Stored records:
● ● ● ● ● ● ●

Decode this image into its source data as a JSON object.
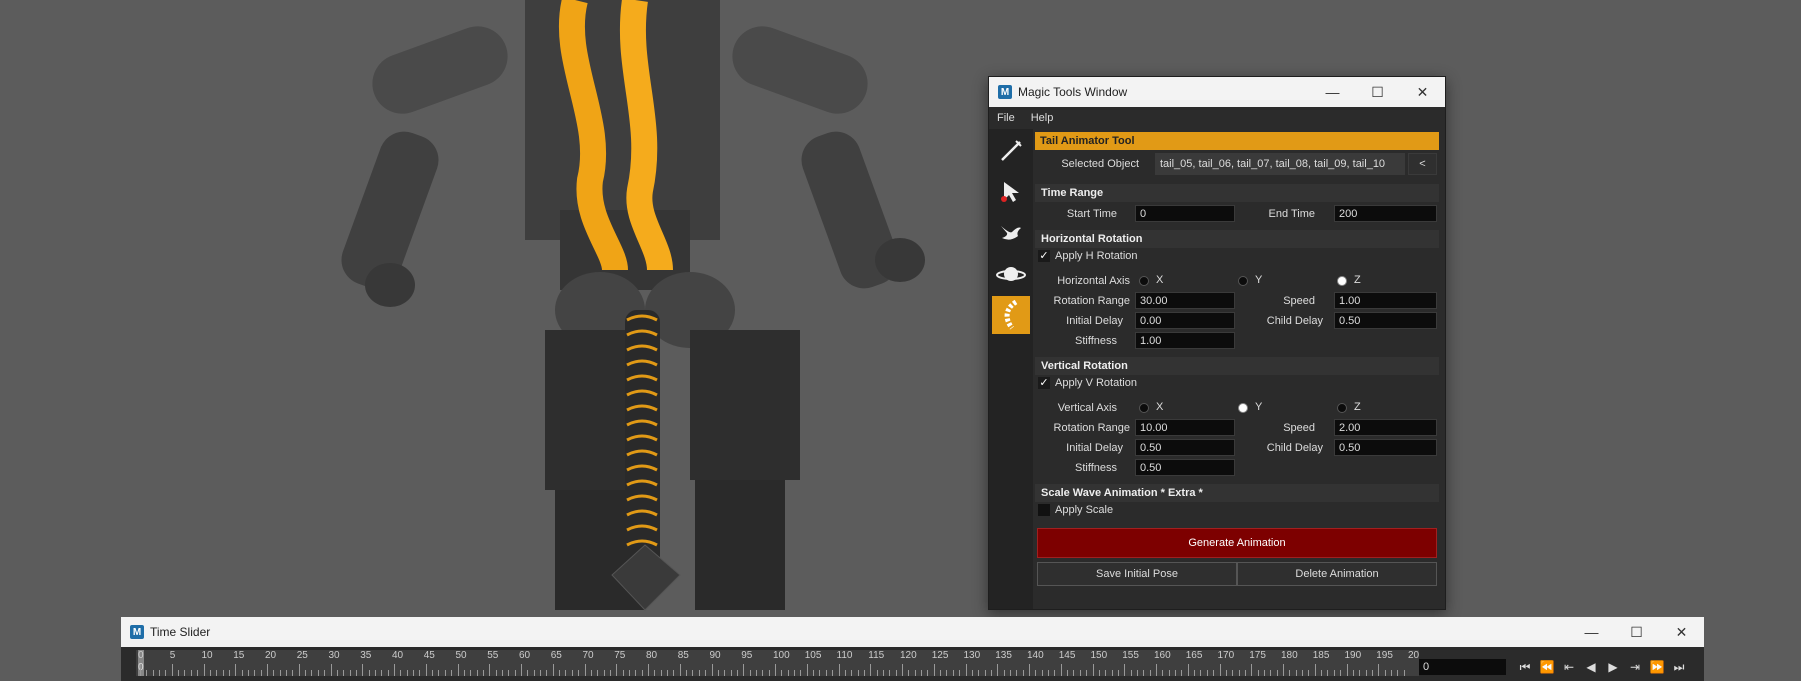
{
  "window": {
    "title": "Magic Tools Window",
    "icon_letter": "M",
    "controls": {
      "minimize": "—",
      "maximize": "☐",
      "close": "✕"
    },
    "menu": [
      "File",
      "Help"
    ]
  },
  "tools": [
    "pen-icon",
    "select-arrow-icon",
    "bird-icon",
    "planet-icon",
    "tail-icon"
  ],
  "panel": {
    "header": "Tail Animator Tool",
    "selected_object_label": "Selected Object",
    "selected_object_value": "tail_05, tail_06, tail_07, tail_08, tail_09, tail_10",
    "selected_object_button": "<",
    "time_range": {
      "title": "Time Range",
      "start_label": "Start Time",
      "start_value": "0",
      "end_label": "End Time",
      "end_value": "200"
    },
    "horizontal": {
      "title": "Horizontal Rotation",
      "apply_label": "Apply H Rotation",
      "apply_checked": "✓",
      "axis_label": "Horizontal Axis",
      "axes": [
        "X",
        "Y",
        "Z"
      ],
      "selected_axis": "Z",
      "range_label": "Rotation Range",
      "range_value": "30.00",
      "speed_label": "Speed",
      "speed_value": "1.00",
      "delay_label": "Initial Delay",
      "delay_value": "0.00",
      "child_label": "Child Delay",
      "child_value": "0.50",
      "stiff_label": "Stiffness",
      "stiff_value": "1.00"
    },
    "vertical": {
      "title": "Vertical Rotation",
      "apply_label": "Apply V Rotation",
      "apply_checked": "✓",
      "axis_label": "Vertical Axis",
      "axes": [
        "X",
        "Y",
        "Z"
      ],
      "selected_axis": "Y",
      "range_label": "Rotation Range",
      "range_value": "10.00",
      "speed_label": "Speed",
      "speed_value": "2.00",
      "delay_label": "Initial Delay",
      "delay_value": "0.50",
      "child_label": "Child Delay",
      "child_value": "0.50",
      "stiff_label": "Stiffness",
      "stiff_value": "0.50"
    },
    "scale": {
      "title": "Scale Wave Animation * Extra *",
      "apply_label": "Apply Scale"
    },
    "generate_label": "Generate Animation",
    "save_label": "Save Initial Pose",
    "delete_label": "Delete Animation"
  },
  "time_slider": {
    "title": "Time Slider",
    "current_frame": "0",
    "ticks": [
      "0",
      "5",
      "10",
      "15",
      "20",
      "25",
      "30",
      "35",
      "40",
      "45",
      "50",
      "55",
      "60",
      "65",
      "70",
      "75",
      "80",
      "85",
      "90",
      "95",
      "100",
      "105",
      "110",
      "115",
      "120",
      "125",
      "130",
      "135",
      "140",
      "145",
      "150",
      "155",
      "160",
      "165",
      "170",
      "175",
      "180",
      "185",
      "190",
      "195",
      "20"
    ],
    "playhead_label": "0",
    "controls": [
      "⏮",
      "⏪",
      "⇤",
      "◀",
      "▶",
      "⇥",
      "⏩",
      "⏭"
    ]
  },
  "colors": {
    "accent": "#e19a16",
    "generate": "#7d0000",
    "panel": "#2b2b2b"
  }
}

● ● ● ● ● ● ●

State the number of lines in the records that include "Animation", and write nothing else.

## SOLUTION TO THIS TASK
3